## Goal
Copy out the whole listing exactly as written, leaving the pictures behind.

## Extracted information
★ ★ ★ ★

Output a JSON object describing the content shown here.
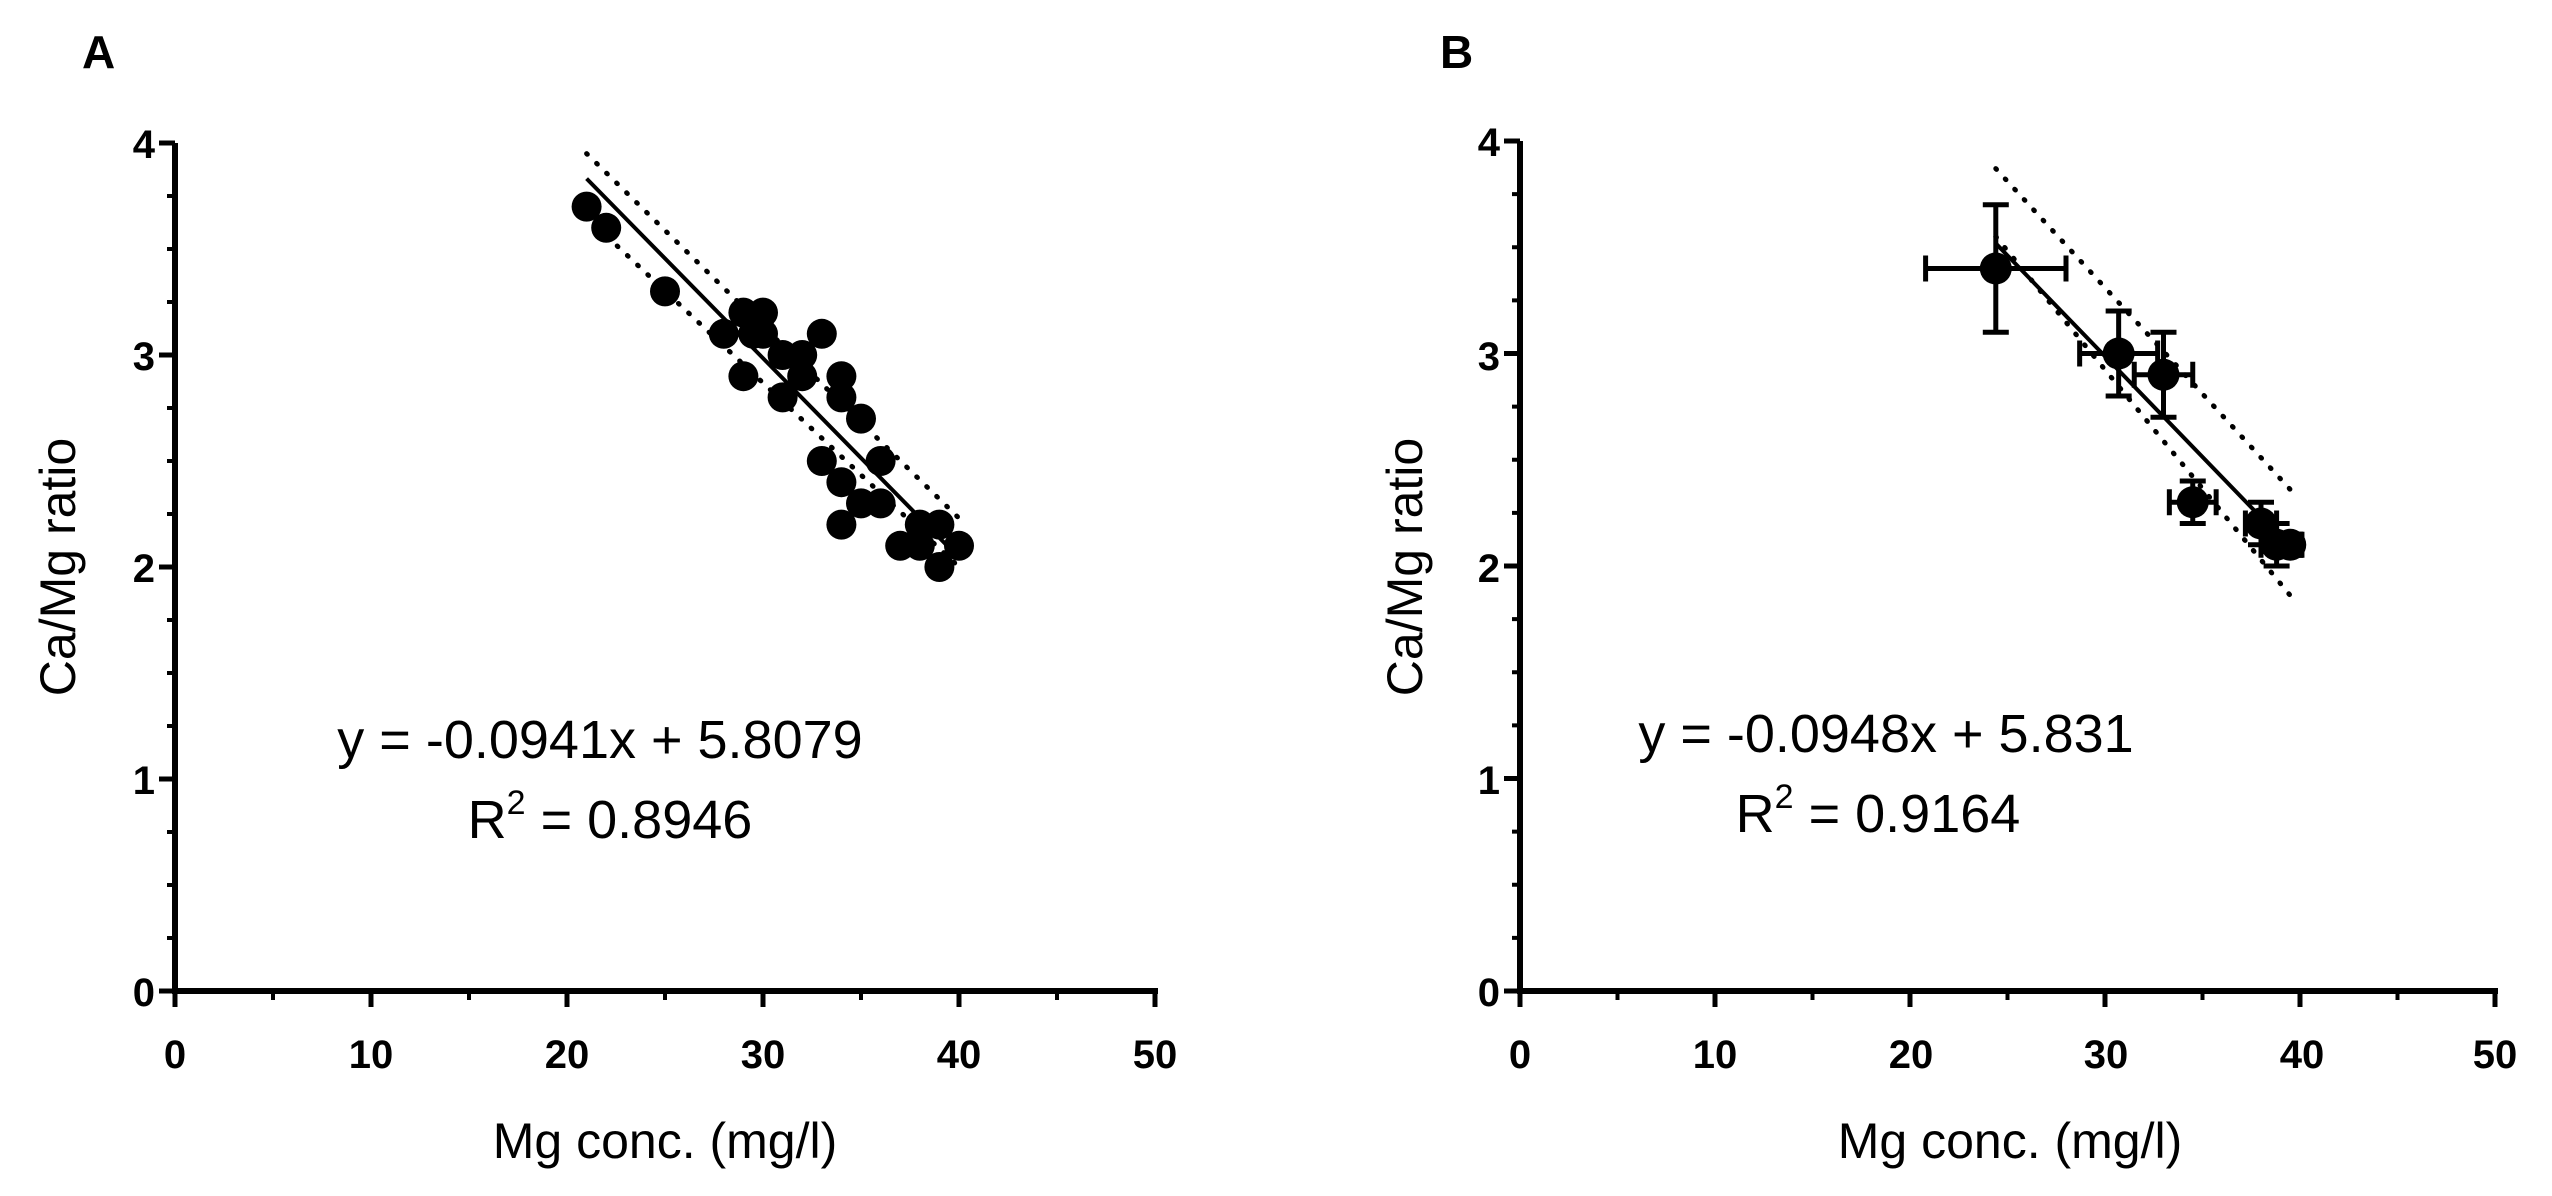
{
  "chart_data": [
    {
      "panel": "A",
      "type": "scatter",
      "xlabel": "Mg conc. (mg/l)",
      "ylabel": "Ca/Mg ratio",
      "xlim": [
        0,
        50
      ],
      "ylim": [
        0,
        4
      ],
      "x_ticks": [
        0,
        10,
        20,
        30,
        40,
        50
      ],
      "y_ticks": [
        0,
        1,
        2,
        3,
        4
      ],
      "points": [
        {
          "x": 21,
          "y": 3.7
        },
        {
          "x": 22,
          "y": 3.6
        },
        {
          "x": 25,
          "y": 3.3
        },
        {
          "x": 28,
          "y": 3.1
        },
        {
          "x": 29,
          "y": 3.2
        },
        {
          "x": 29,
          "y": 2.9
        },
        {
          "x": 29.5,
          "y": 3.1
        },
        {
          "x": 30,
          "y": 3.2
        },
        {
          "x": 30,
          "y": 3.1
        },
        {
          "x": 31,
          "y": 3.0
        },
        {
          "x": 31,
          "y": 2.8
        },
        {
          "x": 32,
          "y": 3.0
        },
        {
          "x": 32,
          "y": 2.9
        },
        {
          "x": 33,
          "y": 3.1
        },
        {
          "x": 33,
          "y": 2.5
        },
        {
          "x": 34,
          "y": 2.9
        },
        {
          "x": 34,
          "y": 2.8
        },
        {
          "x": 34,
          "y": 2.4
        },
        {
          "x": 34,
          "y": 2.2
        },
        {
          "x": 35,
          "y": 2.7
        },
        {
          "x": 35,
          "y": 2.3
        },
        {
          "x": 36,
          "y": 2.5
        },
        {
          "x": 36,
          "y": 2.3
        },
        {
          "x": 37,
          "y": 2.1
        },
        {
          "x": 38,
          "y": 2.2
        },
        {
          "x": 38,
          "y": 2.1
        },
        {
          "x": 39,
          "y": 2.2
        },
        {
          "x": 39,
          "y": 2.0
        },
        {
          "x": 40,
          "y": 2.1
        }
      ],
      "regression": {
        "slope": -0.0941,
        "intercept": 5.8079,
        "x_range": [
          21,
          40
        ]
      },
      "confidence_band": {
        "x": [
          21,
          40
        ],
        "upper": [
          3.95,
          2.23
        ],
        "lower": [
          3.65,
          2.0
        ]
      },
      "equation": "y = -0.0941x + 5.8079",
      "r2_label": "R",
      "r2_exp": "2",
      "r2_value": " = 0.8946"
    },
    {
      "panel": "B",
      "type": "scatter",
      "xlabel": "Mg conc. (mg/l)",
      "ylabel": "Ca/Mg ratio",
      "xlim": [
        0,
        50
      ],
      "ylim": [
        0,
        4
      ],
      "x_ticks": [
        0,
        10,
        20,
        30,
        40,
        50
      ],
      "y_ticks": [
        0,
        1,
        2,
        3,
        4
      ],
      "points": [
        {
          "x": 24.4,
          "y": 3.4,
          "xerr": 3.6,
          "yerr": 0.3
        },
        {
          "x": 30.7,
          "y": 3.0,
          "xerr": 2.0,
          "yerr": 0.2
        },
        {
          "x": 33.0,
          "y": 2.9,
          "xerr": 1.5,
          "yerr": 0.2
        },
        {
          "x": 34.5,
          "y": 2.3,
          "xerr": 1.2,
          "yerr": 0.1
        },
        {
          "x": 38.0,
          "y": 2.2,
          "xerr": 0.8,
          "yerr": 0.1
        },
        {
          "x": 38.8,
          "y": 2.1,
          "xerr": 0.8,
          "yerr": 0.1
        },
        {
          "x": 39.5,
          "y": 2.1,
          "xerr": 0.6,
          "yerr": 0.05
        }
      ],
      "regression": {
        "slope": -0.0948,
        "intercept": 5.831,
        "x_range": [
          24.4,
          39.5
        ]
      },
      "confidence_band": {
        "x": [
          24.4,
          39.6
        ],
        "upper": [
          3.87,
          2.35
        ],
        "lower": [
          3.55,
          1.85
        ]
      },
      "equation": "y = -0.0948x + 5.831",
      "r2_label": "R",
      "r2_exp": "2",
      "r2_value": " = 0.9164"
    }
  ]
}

★ ★ ★ ★

## The result
Output a JSON object describing the content shown here.
{
  "chart_data": [
    {
      "panel": "A",
      "type": "scatter",
      "xlabel": "Mg conc. (mg/l)",
      "ylabel": "Ca/Mg ratio",
      "xlim": [
        0,
        50
      ],
      "ylim": [
        0,
        4
      ],
      "x_ticks": [
        0,
        10,
        20,
        30,
        40,
        50
      ],
      "y_ticks": [
        0,
        1,
        2,
        3,
        4
      ],
      "points": [
        {
          "x": 21,
          "y": 3.7
        },
        {
          "x": 22,
          "y": 3.6
        },
        {
          "x": 25,
          "y": 3.3
        },
        {
          "x": 28,
          "y": 3.1
        },
        {
          "x": 29,
          "y": 3.2
        },
        {
          "x": 29,
          "y": 2.9
        },
        {
          "x": 29.5,
          "y": 3.1
        },
        {
          "x": 30,
          "y": 3.2
        },
        {
          "x": 30,
          "y": 3.1
        },
        {
          "x": 31,
          "y": 3.0
        },
        {
          "x": 31,
          "y": 2.8
        },
        {
          "x": 32,
          "y": 3.0
        },
        {
          "x": 32,
          "y": 2.9
        },
        {
          "x": 33,
          "y": 3.1
        },
        {
          "x": 33,
          "y": 2.5
        },
        {
          "x": 34,
          "y": 2.9
        },
        {
          "x": 34,
          "y": 2.8
        },
        {
          "x": 34,
          "y": 2.4
        },
        {
          "x": 34,
          "y": 2.2
        },
        {
          "x": 35,
          "y": 2.7
        },
        {
          "x": 35,
          "y": 2.3
        },
        {
          "x": 36,
          "y": 2.5
        },
        {
          "x": 36,
          "y": 2.3
        },
        {
          "x": 37,
          "y": 2.1
        },
        {
          "x": 38,
          "y": 2.2
        },
        {
          "x": 38,
          "y": 2.1
        },
        {
          "x": 39,
          "y": 2.2
        },
        {
          "x": 39,
          "y": 2.0
        },
        {
          "x": 40,
          "y": 2.1
        }
      ],
      "regression": {
        "slope": -0.0941,
        "intercept": 5.8079,
        "x_range": [
          21,
          40
        ]
      },
      "confidence_band": {
        "x": [
          21,
          40
        ],
        "upper": [
          3.95,
          2.23
        ],
        "lower": [
          3.65,
          2.0
        ]
      },
      "equation": "y = -0.0941x + 5.8079",
      "r2_label": "R",
      "r2_exp": "2",
      "r2_value": " = 0.8946"
    },
    {
      "panel": "B",
      "type": "scatter",
      "xlabel": "Mg conc. (mg/l)",
      "ylabel": "Ca/Mg ratio",
      "xlim": [
        0,
        50
      ],
      "ylim": [
        0,
        4
      ],
      "x_ticks": [
        0,
        10,
        20,
        30,
        40,
        50
      ],
      "y_ticks": [
        0,
        1,
        2,
        3,
        4
      ],
      "points": [
        {
          "x": 24.4,
          "y": 3.4,
          "xerr": 3.6,
          "yerr": 0.3
        },
        {
          "x": 30.7,
          "y": 3.0,
          "xerr": 2.0,
          "yerr": 0.2
        },
        {
          "x": 33.0,
          "y": 2.9,
          "xerr": 1.5,
          "yerr": 0.2
        },
        {
          "x": 34.5,
          "y": 2.3,
          "xerr": 1.2,
          "yerr": 0.1
        },
        {
          "x": 38.0,
          "y": 2.2,
          "xerr": 0.8,
          "yerr": 0.1
        },
        {
          "x": 38.8,
          "y": 2.1,
          "xerr": 0.8,
          "yerr": 0.1
        },
        {
          "x": 39.5,
          "y": 2.1,
          "xerr": 0.6,
          "yerr": 0.05
        }
      ],
      "regression": {
        "slope": -0.0948,
        "intercept": 5.831,
        "x_range": [
          24.4,
          39.5
        ]
      },
      "confidence_band": {
        "x": [
          24.4,
          39.6
        ],
        "upper": [
          3.87,
          2.35
        ],
        "lower": [
          3.55,
          1.85
        ]
      },
      "equation": "y = -0.0948x + 5.831",
      "r2_label": "R",
      "r2_exp": "2",
      "r2_value": " = 0.9164"
    }
  ]
}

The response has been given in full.